▶ _What you are asked to do_
Output the records exactly. Include every line.

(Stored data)
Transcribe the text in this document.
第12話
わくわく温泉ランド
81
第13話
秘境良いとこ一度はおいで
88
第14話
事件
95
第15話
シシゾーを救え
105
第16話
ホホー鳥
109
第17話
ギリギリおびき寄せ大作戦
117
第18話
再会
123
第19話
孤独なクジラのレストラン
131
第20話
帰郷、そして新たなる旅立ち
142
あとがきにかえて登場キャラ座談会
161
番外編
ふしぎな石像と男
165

▶ _Output below_
Transcribe the text in this document.
第12話
わくわく温泉ランド
81
第13話
秘境良いとこ一度はおいで
88
第14話
事件
95
第15話
シシゾーを救え
105
第16話
ホホー鳥
109
第17話
ギリギリおびき寄せ大作戦
117
第18話
再会
123
第19話
孤独なクジラのレストラン
131
第20話
帰郷、そして新たなる旅立ち
142
あとがきにかえて登場キャラ座談会
161
番外編
ふしぎな石像と男
165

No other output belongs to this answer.